▶ [EXERCISE TASK]: Pick out each line of the records in which the word "output" appears.

▶ [DATA FOR THE TASK]:
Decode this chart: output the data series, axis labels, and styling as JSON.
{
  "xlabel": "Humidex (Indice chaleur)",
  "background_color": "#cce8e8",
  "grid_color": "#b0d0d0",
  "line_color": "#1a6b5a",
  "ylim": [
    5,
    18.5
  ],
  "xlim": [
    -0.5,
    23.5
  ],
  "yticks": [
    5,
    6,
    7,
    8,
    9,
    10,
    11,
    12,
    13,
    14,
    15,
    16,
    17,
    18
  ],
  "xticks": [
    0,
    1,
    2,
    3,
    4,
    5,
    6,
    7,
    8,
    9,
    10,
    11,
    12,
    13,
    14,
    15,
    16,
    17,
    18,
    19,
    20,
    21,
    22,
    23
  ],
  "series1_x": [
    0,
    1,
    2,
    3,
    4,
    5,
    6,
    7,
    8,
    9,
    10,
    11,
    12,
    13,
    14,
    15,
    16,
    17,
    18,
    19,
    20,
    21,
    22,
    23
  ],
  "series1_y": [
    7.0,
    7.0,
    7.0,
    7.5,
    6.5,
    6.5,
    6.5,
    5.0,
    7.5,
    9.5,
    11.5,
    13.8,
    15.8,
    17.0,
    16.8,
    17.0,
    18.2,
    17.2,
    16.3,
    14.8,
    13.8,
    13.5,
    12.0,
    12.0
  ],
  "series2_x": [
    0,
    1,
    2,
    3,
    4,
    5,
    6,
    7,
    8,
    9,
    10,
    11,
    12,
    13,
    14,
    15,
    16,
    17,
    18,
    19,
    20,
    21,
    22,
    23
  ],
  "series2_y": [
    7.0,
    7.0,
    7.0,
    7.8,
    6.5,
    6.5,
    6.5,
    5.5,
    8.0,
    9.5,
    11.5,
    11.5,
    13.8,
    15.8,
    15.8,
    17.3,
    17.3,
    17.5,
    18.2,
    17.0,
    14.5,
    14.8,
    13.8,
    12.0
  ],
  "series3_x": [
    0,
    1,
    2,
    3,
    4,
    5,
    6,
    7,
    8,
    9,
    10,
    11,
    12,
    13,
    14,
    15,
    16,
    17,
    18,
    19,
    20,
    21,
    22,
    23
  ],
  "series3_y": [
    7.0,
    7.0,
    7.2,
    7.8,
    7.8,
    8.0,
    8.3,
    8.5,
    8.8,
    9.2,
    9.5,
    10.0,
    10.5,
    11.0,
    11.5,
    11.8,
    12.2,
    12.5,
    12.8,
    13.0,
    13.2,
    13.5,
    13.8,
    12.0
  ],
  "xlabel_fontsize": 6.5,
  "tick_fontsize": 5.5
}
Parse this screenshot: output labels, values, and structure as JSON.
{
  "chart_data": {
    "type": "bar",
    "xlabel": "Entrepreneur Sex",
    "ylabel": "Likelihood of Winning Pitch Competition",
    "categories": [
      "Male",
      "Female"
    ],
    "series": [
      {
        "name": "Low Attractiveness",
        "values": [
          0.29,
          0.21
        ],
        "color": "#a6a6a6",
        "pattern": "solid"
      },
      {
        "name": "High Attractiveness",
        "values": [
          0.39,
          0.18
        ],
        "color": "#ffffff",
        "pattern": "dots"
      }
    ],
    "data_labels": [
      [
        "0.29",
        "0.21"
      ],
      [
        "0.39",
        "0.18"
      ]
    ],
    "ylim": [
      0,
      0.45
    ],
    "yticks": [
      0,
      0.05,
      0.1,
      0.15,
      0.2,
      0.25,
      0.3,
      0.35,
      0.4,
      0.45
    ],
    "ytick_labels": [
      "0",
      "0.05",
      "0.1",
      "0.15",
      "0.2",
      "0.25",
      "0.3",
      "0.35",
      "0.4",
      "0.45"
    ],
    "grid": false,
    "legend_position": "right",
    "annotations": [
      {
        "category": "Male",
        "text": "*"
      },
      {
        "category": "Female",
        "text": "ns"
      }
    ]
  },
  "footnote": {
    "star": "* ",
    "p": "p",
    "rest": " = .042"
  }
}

▶ [THE RESULT]:
Decode this chart: output the data series, axis labels, and styling as JSON.
Parse this screenshot: output labels, values, and structure as JSON.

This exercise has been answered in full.